* [Task to complete]
Reproduce all of the data word for word.
[Start of Supplied records]
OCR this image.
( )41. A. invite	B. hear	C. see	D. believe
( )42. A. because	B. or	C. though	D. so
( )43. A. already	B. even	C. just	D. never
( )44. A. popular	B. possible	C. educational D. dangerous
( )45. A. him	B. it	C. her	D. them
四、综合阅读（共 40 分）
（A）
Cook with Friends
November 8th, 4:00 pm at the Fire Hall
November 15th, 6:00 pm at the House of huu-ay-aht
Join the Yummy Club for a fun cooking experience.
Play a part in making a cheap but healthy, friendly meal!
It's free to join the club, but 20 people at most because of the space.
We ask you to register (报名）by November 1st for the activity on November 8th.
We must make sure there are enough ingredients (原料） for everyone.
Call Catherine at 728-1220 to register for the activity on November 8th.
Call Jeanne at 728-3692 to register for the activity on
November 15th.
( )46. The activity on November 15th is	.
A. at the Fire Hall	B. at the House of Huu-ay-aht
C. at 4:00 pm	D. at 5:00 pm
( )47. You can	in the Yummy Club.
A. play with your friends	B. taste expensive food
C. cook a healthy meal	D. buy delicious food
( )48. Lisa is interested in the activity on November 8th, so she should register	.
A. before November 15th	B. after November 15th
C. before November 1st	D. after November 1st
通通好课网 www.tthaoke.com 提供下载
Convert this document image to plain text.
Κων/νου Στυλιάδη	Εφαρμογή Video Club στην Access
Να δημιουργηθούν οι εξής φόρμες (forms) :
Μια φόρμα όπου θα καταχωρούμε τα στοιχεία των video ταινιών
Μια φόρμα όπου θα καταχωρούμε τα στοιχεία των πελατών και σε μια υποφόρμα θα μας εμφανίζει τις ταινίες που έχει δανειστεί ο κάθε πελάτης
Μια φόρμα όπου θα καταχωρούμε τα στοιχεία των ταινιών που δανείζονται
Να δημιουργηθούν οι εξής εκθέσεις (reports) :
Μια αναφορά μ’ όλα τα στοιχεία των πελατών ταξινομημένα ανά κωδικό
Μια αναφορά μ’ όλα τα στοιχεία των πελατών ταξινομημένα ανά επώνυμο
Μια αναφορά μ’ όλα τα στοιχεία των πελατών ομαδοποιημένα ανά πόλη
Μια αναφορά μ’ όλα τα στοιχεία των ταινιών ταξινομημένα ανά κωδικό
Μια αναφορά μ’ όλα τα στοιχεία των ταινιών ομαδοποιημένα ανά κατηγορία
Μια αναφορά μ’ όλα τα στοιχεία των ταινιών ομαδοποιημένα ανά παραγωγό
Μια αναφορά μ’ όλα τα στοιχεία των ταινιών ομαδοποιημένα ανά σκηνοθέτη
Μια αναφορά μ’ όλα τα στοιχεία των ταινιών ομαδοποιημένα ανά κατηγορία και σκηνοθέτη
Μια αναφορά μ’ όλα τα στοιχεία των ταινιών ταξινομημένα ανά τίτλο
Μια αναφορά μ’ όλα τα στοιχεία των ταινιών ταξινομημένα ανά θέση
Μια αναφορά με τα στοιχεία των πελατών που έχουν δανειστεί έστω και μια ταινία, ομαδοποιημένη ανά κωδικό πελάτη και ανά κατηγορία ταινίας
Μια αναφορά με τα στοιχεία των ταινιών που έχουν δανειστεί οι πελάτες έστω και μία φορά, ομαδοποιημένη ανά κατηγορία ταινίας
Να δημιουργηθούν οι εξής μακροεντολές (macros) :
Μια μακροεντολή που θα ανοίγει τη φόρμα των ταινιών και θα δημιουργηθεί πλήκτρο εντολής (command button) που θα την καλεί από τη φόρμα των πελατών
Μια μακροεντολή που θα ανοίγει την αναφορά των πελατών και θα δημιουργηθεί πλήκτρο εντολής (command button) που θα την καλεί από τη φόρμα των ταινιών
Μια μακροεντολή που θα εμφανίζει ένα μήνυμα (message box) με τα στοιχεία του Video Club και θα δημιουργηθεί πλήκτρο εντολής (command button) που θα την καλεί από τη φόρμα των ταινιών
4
[End of Supplied records]
* [Reply]
OCR this image.
( )41. A. invite	B. hear	C. see	D. believe
( )42. A. because	B. or	C. though	D. so
( )43. A. already	B. even	C. just	D. never
( )44. A. popular	B. possible	C. educational D. dangerous
( )45. A. him	B. it	C. her	D. them
四、综合阅读（共 40 分）
（A）
Cook with Friends
November 8th, 4:00 pm at the Fire Hall
November 15th, 6:00 pm at the House of huu-ay-aht
Join the Yummy Club for a fun cooking experience.
Play a part in making a cheap but healthy, friendly meal!
It's free to join the club, but 20 people at most because of the space.
We ask you to register (报名）by November 1st for the activity on November 8th.
We must make sure there are enough ingredients (原料） for everyone.
Call Catherine at 728-1220 to register for the activity on November 8th.
Call Jeanne at 728-3692 to register for the activity on
November 15th.
( )46. The activity on November 15th is	.
A. at the Fire Hall	B. at the House of Huu-ay-aht
C. at 4:00 pm	D. at 5:00 pm
( )47. You can	in the Yummy Club.
A. play with your friends	B. taste expensive food
C. cook a healthy meal	D. buy delicious food
( )48. Lisa is interested in the activity on November 8th, so she should register	.
A. before November 15th	B. after November 15th
C. before November 1st	D. after November 1st
通通好课网 www.tthaoke.com 提供下载
Convert this document image to plain text.
Κων/νου Στυλιάδη	Εφαρμογή Video Club στην Access
Να δημιουργηθούν οι εξής φόρμες (forms) :
Μια φόρμα όπου θα καταχωρούμε τα στοιχεία των video ταινιών
Μια φόρμα όπου θα καταχωρούμε τα στοιχεία των πελατών και σε μια υποφόρμα θα μας εμφανίζει τις ταινίες που έχει δανειστεί ο κάθε πελάτης
Μια φόρμα όπου θα καταχωρούμε τα στοιχεία των ταινιών που δανείζονται
Να δημιουργηθούν οι εξής εκθέσεις (reports) :
Μια αναφορά μ’ όλα τα στοιχεία των πελατών ταξινομημένα ανά κωδικό
Μια αναφορά μ’ όλα τα στοιχεία των πελατών ταξινομημένα ανά επώνυμο
Μια αναφορά μ’ όλα τα στοιχεία των πελατών ομαδοποιημένα ανά πόλη
Μια αναφορά μ’ όλα τα στοιχεία των ταινιών ταξινομημένα ανά κωδικό
Μια αναφορά μ’ όλα τα στοιχεία των ταινιών ομαδοποιημένα ανά κατηγορία
Μια αναφορά μ’ όλα τα στοιχεία των ταινιών ομαδοποιημένα ανά παραγωγό
Μια αναφορά μ’ όλα τα στοιχεία των ταινιών ομαδοποιημένα ανά σκηνοθέτη
Μια αναφορά μ’ όλα τα στοιχεία των ταινιών ομαδοποιημένα ανά κατηγορία και σκηνοθέτη
Μια αναφορά μ’ όλα τα στοιχεία των ταινιών ταξινομημένα ανά τίτλο
Μια αναφορά μ’ όλα τα στοιχεία των ταινιών ταξινομημένα ανά θέση
Μια αναφορά με τα στοιχεία των πελατών που έχουν δανειστεί έστω και μια ταινία, ομαδοποιημένη ανά κωδικό πελάτη και ανά κατηγορία ταινίας
Μια αναφορά με τα στοιχεία των ταινιών που έχουν δανειστεί οι πελάτες έστω και μία φορά, ομαδοποιημένη ανά κατηγορία ταινίας
Να δημιουργηθούν οι εξής μακροεντολές (macros) :
Μια μακροεντολή που θα ανοίγει τη φόρμα των ταινιών και θα δημιουργηθεί πλήκτρο εντολής (command button) που θα την καλεί από τη φόρμα των πελατών
Μια μακροεντολή που θα ανοίγει την αναφορά των πελατών και θα δημιουργηθεί πλήκτρο εντολής (command button) που θα την καλεί από τη φόρμα των ταινιών
Μια μακροεντολή που θα εμφανίζει ένα μήνυμα (message box) με τα στοιχεία του Video Club και θα δημιουργηθεί πλήκτρο εντολής (command button) που θα την καλεί από τη φόρμα των ταινιών
4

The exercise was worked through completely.